#### Data for this exercise

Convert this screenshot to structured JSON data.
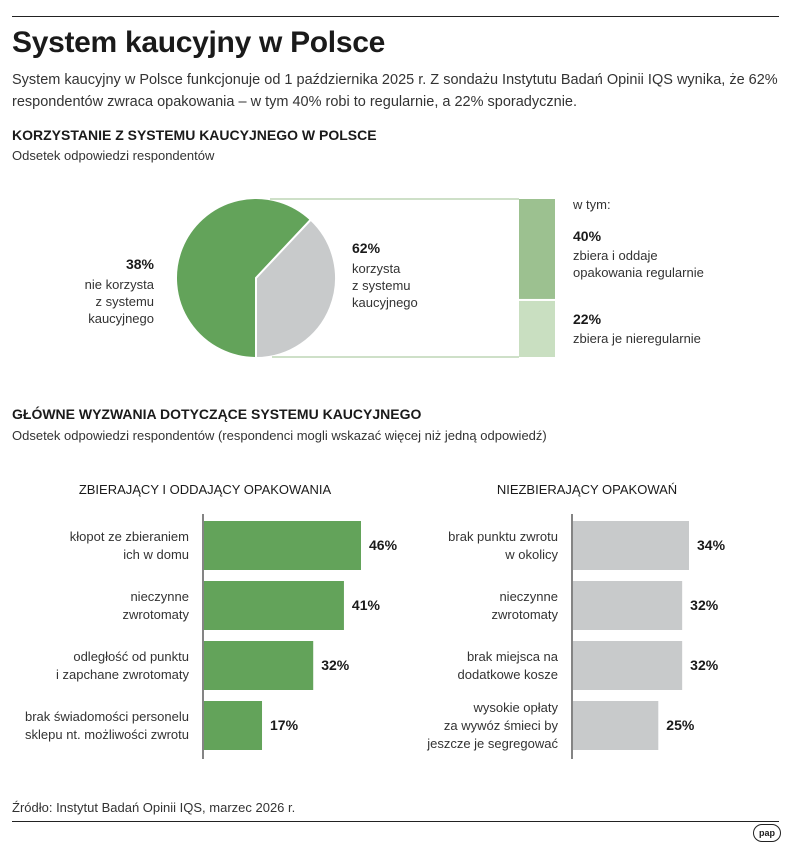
{
  "title": "System kaucyjny w Polsce",
  "intro": "System kaucyjny w Polsce funkcjonuje od 1 października 2025 r. Z sondażu Instytutu Badań Opinii IQS wynika, że 62% respondentów zwraca opakowania – w tym 40% robi to regularnie, a 22% sporadycznie.",
  "section1": {
    "title": "KORZYSTANIE Z SYSTEMU KAUCYJNEGO W POLSCE",
    "subtitle": "Odsetek odpowiedzi respondentów"
  },
  "section2": {
    "title": "GŁÓWNE WYZWANIA DOTYCZĄCE SYSTEMU KAUCYJNEGO",
    "subtitle": "Odsetek odpowiedzi respondentów (respondenci mogli wskazać więcej niż jedną odpowiedź)"
  },
  "source": "Źródło: Instytut Badań Opinii IQS, marzec 2026 r.",
  "logo": "pap",
  "colors": {
    "green": "#63a35a",
    "grey": "#c8cacb",
    "light_green_1": "#9cc190",
    "light_green_2": "#c9dfc1"
  },
  "chart_data": [
    {
      "type": "pie",
      "slices": [
        {
          "value": 62,
          "value_label": "62%",
          "label": "korzysta z systemu kaucyjnego",
          "label_lines": [
            "korzysta",
            "z systemu",
            "kaucyjnego"
          ],
          "color": "#63a35a"
        },
        {
          "value": 38,
          "value_label": "38%",
          "label": "nie korzysta z systemu kaucyjnego",
          "label_lines": [
            "nie korzysta",
            "z systemu",
            "kaucyjnego"
          ],
          "color": "#c8cacb"
        }
      ],
      "breakdown": {
        "header": "w tym:",
        "parts": [
          {
            "value": 40,
            "value_label": "40%",
            "label": "zbiera i oddaje opakowania regularnie",
            "label_lines": [
              "zbiera i oddaje",
              "opakowania regularnie"
            ],
            "color": "#9cc190"
          },
          {
            "value": 22,
            "value_label": "22%",
            "label": "zbiera je nieregularnie",
            "label_lines": [
              "zbiera je nieregularnie"
            ],
            "color": "#c9dfc1"
          }
        ]
      }
    },
    {
      "type": "bar",
      "title": "ZBIERAJĄCY I ODDAJĄCY OPAKOWANIA",
      "orientation": "horizontal",
      "color": "#63a35a",
      "xlim": [
        0,
        46
      ],
      "categories": [
        [
          "kłopot ze zbieraniem",
          "ich w domu"
        ],
        [
          "nieczynne",
          "zwrotomaty"
        ],
        [
          "odległość od punktu",
          "i zapchane zwrotomaty"
        ],
        [
          "brak świadomości personelu",
          "sklepu nt. możliwości zwrotu"
        ]
      ],
      "values": [
        46,
        41,
        32,
        17
      ],
      "value_labels": [
        "46%",
        "41%",
        "32%",
        "17%"
      ]
    },
    {
      "type": "bar",
      "title": "NIEZBIERAJĄCY OPAKOWAŃ",
      "orientation": "horizontal",
      "color": "#c8cacb",
      "xlim": [
        0,
        34
      ],
      "categories": [
        [
          "brak punktu zwrotu",
          "w okolicy"
        ],
        [
          "nieczynne",
          "zwrotomaty"
        ],
        [
          "brak miejsca na",
          "dodatkowe kosze"
        ],
        [
          "wysokie opłaty",
          "za wywóz śmieci by",
          "jeszcze je segregować"
        ]
      ],
      "values": [
        34,
        32,
        32,
        25
      ],
      "value_labels": [
        "34%",
        "32%",
        "32%",
        "25%"
      ]
    }
  ]
}
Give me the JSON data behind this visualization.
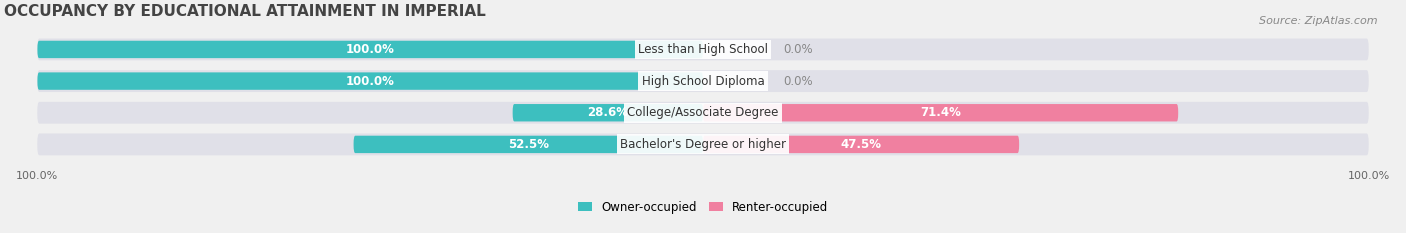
{
  "title": "OCCUPANCY BY EDUCATIONAL ATTAINMENT IN IMPERIAL",
  "source": "Source: ZipAtlas.com",
  "categories": [
    "Less than High School",
    "High School Diploma",
    "College/Associate Degree",
    "Bachelor's Degree or higher"
  ],
  "owner_values": [
    100.0,
    100.0,
    28.6,
    52.5
  ],
  "renter_values": [
    0.0,
    0.0,
    71.4,
    47.5
  ],
  "owner_color": "#3dbfbf",
  "renter_color": "#f080a0",
  "owner_label": "Owner-occupied",
  "renter_label": "Renter-occupied",
  "background_color": "#f0f0f0",
  "bar_bg_color": "#e0e0e8",
  "title_fontsize": 11,
  "source_fontsize": 8,
  "label_fontsize": 8.5,
  "axis_label_fontsize": 8,
  "bar_height": 0.55,
  "xlim": [
    -100,
    100
  ],
  "x_ticks_left": [
    -100
  ],
  "x_ticks_right": [
    100
  ],
  "x_tick_labels_left": [
    "100.0%"
  ],
  "x_tick_labels_right": [
    "100.0%"
  ]
}
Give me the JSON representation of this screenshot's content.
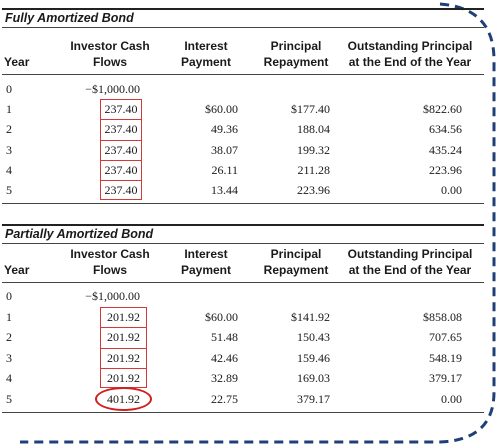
{
  "tables": [
    {
      "title": "Fully Amortized Bond",
      "headers": {
        "year": "Year",
        "cash_flows_1": "Investor Cash",
        "cash_flows_2": "Flows",
        "interest_1": "Interest",
        "interest_2": "Payment",
        "principal_1": "Principal",
        "principal_2": "Repayment",
        "outstanding_1": "Outstanding Principal",
        "outstanding_2": "at the End of the Year"
      },
      "rows": [
        {
          "year": "0",
          "cash": "−$1,000.00",
          "interest": "",
          "principal": "",
          "outstanding": ""
        },
        {
          "year": "1",
          "cash": "237.40",
          "interest": "$60.00",
          "principal": "$177.40",
          "outstanding": "$822.60"
        },
        {
          "year": "2",
          "cash": "237.40",
          "interest": "49.36",
          "principal": "188.04",
          "outstanding": "634.56"
        },
        {
          "year": "3",
          "cash": "237.40",
          "interest": "38.07",
          "principal": "199.32",
          "outstanding": "435.24"
        },
        {
          "year": "4",
          "cash": "237.40",
          "interest": "26.11",
          "principal": "211.28",
          "outstanding": "223.96"
        },
        {
          "year": "5",
          "cash": "237.40",
          "interest": "13.44",
          "principal": "223.96",
          "outstanding": "0.00"
        }
      ]
    },
    {
      "title": "Partially Amortized Bond",
      "headers": {
        "year": "Year",
        "cash_flows_1": "Investor Cash",
        "cash_flows_2": "Flows",
        "interest_1": "Interest",
        "interest_2": "Payment",
        "principal_1": "Principal",
        "principal_2": "Repayment",
        "outstanding_1": "Outstanding Principal",
        "outstanding_2": "at the End of the Year"
      },
      "rows": [
        {
          "year": "0",
          "cash": "−$1,000.00",
          "interest": "",
          "principal": "",
          "outstanding": ""
        },
        {
          "year": "1",
          "cash": "201.92",
          "interest": "$60.00",
          "principal": "$141.92",
          "outstanding": "$858.08"
        },
        {
          "year": "2",
          "cash": "201.92",
          "interest": "51.48",
          "principal": "150.43",
          "outstanding": "707.65"
        },
        {
          "year": "3",
          "cash": "201.92",
          "interest": "42.46",
          "principal": "159.46",
          "outstanding": "548.19"
        },
        {
          "year": "4",
          "cash": "201.92",
          "interest": "32.89",
          "principal": "169.03",
          "outstanding": "379.17"
        },
        {
          "year": "5",
          "cash": "401.92",
          "interest": "22.75",
          "principal": "379.17",
          "outstanding": "0.00"
        }
      ]
    }
  ],
  "colors": {
    "highlight_box": "#d23a3a",
    "highlight_ellipse": "#d21e1e",
    "frame_dash": "#1f3f78"
  }
}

########

Given problem:
Copy out each record shown above without alteration, skipping any picture.

Exercise solution:
Convert this screenshot to structured JSON data.
{
  "title": "System kaucyjny w Polsce",
  "intro": "System kaucyjny w Polsce funkcjonuje od 1 października 2025 r. Z sondażu Instytutu Badań Opinii IQS wynika, że 62% respondentów zwraca opakowania – w tym 40% robi to regularnie, a 22% sporadycznie.",
  "section1": {
    "title": "KORZYSTANIE Z SYSTEMU KAUCYJNEGO W POLSCE",
    "subtitle": "Odsetek odpowiedzi respondentów"
  },
  "section2": {
    "title": "GŁÓWNE WYZWANIA DOTYCZĄCE SYSTEMU KAUCYJNEGO",
    "subtitle": "Odsetek odpowiedzi respondentów (respondenci mogli wskazać więcej niż jedną odpowiedź)"
  },
  "source": "Źródło: Instytut Badań Opinii IQS, marzec 2026 r.",
  "logo": "pap",
  "colors": {
    "green": "#63a35a",
    "grey": "#c8cacb",
    "light_green_1": "#9cc190",
    "light_green_2": "#c9dfc1"
  },
  "chart_data": [
    {
      "type": "pie",
      "slices": [
        {
          "value": 62,
          "value_label": "62%",
          "label": "korzysta z systemu kaucyjnego",
          "label_lines": [
            "korzysta",
            "z systemu",
            "kaucyjnego"
          ],
          "color": "#63a35a"
        },
        {
          "value": 38,
          "value_label": "38%",
          "label": "nie korzysta z systemu kaucyjnego",
          "label_lines": [
            "nie korzysta",
            "z systemu",
            "kaucyjnego"
          ],
          "color": "#c8cacb"
        }
      ],
      "breakdown": {
        "header": "w tym:",
        "parts": [
          {
            "value": 40,
            "value_label": "40%",
            "label": "zbiera i oddaje opakowania regularnie",
            "label_lines": [
              "zbiera i oddaje",
              "opakowania regularnie"
            ],
            "color": "#9cc190"
          },
          {
            "value": 22,
            "value_label": "22%",
            "label": "zbiera je nieregularnie",
            "label_lines": [
              "zbiera je nieregularnie"
            ],
            "color": "#c9dfc1"
          }
        ]
      }
    },
    {
      "type": "bar",
      "title": "ZBIERAJĄCY I ODDAJĄCY OPAKOWANIA",
      "orientation": "horizontal",
      "color": "#63a35a",
      "xlim": [
        0,
        46
      ],
      "categories": [
        [
          "kłopot ze zbieraniem",
          "ich w domu"
        ],
        [
          "nieczynne",
          "zwrotomaty"
        ],
        [
          "odległość od punktu",
          "i zapchane zwrotomaty"
        ],
        [
          "brak świadomości personelu",
          "sklepu nt. możliwości zwrotu"
        ]
      ],
      "values": [
        46,
        41,
        32,
        17
      ],
      "value_labels": [
        "46%",
        "41%",
        "32%",
        "17%"
      ]
    },
    {
      "type": "bar",
      "title": "NIEZBIERAJĄCY OPAKOWAŃ",
      "orientation": "horizontal",
      "color": "#c8cacb",
      "xlim": [
        0,
        34
      ],
      "categories": [
        [
          "brak punktu zwrotu",
          "w okolicy"
        ],
        [
          "nieczynne",
          "zwrotomaty"
        ],
        [
          "brak miejsca na",
          "dodatkowe kosze"
        ],
        [
          "wysokie opłaty",
          "za wywóz śmieci by",
          "jeszcze je segregować"
        ]
      ],
      "values": [
        34,
        32,
        32,
        25
      ],
      "value_labels": [
        "34%",
        "32%",
        "32%",
        "25%"
      ]
    }
  ]
}
Give me the JSON data behind this visualization.
{
  "title": "OCCUPANCY BY EDUCATIONAL ATTAINMENT IN IMPERIAL",
  "source": "Source: ZipAtlas.com",
  "categories": [
    "Less than High School",
    "High School Diploma",
    "College/Associate Degree",
    "Bachelor's Degree or higher"
  ],
  "owner_values": [
    100.0,
    100.0,
    28.6,
    52.5
  ],
  "renter_values": [
    0.0,
    0.0,
    71.4,
    47.5
  ],
  "owner_color": "#3dbfbf",
  "renter_color": "#f080a0",
  "owner_label": "Owner-occupied",
  "renter_label": "Renter-occupied",
  "background_color": "#f0f0f0",
  "bar_bg_color": "#e0e0e8",
  "title_fontsize": 11,
  "source_fontsize": 8,
  "label_fontsize": 8.5,
  "axis_label_fontsize": 8,
  "bar_height": 0.55,
  "xlim": [
    -100,
    100
  ],
  "x_ticks_left": [
    -100
  ],
  "x_ticks_right": [
    100
  ],
  "x_tick_labels_left": [
    "100.0%"
  ],
  "x_tick_labels_right": [
    "100.0%"
  ]
}
Give me the JSON representation of this screenshot's content.
{
  "tables": [
    {
      "title": "Fully Amortized Bond",
      "headers": {
        "year": "Year",
        "cash_flows_1": "Investor Cash",
        "cash_flows_2": "Flows",
        "interest_1": "Interest",
        "interest_2": "Payment",
        "principal_1": "Principal",
        "principal_2": "Repayment",
        "outstanding_1": "Outstanding Principal",
        "outstanding_2": "at the End of the Year"
      },
      "rows": [
        {
          "year": "0",
          "cash": "−$1,000.00",
          "interest": "",
          "principal": "",
          "outstanding": ""
        },
        {
          "year": "1",
          "cash": "237.40",
          "interest": "$60.00",
          "principal": "$177.40",
          "outstanding": "$822.60"
        },
        {
          "year": "2",
          "cash": "237.40",
          "interest": "49.36",
          "principal": "188.04",
          "outstanding": "634.56"
        },
        {
          "year": "3",
          "cash": "237.40",
          "interest": "38.07",
          "principal": "199.32",
          "outstanding": "435.24"
        },
        {
          "year": "4",
          "cash": "237.40",
          "interest": "26.11",
          "principal": "211.28",
          "outstanding": "223.96"
        },
        {
          "year": "5",
          "cash": "237.40",
          "interest": "13.44",
          "principal": "223.96",
          "outstanding": "0.00"
        }
      ]
    },
    {
      "title": "Partially Amortized Bond",
      "headers": {
        "year": "Year",
        "cash_flows_1": "Investor Cash",
        "cash_flows_2": "Flows",
        "interest_1": "Interest",
        "interest_2": "Payment",
        "principal_1": "Principal",
        "principal_2": "Repayment",
        "outstanding_1": "Outstanding Principal",
        "outstanding_2": "at the End of the Year"
      },
      "rows": [
        {
          "year": "0",
          "cash": "−$1,000.00",
          "interest": "",
          "principal": "",
          "outstanding": ""
        },
        {
          "year": "1",
          "cash": "201.92",
          "interest": "$60.00",
          "principal": "$141.92",
          "outstanding": "$858.08"
        },
        {
          "year": "2",
          "cash": "201.92",
          "interest": "51.48",
          "principal": "150.43",
          "outstanding": "707.65"
        },
        {
          "year": "3",
          "cash": "201.92",
          "interest": "42.46",
          "principal": "159.46",
          "outstanding": "548.19"
        },
        {
          "year": "4",
          "cash": "201.92",
          "interest": "32.89",
          "principal": "169.03",
          "outstanding": "379.17"
        },
        {
          "year": "5",
          "cash": "401.92",
          "interest": "22.75",
          "principal": "379.17",
          "outstanding": "0.00"
        }
      ]
    }
  ],
  "colors": {
    "highlight_box": "#d23a3a",
    "highlight_ellipse": "#d21e1e",
    "frame_dash": "#1f3f78"
  }
}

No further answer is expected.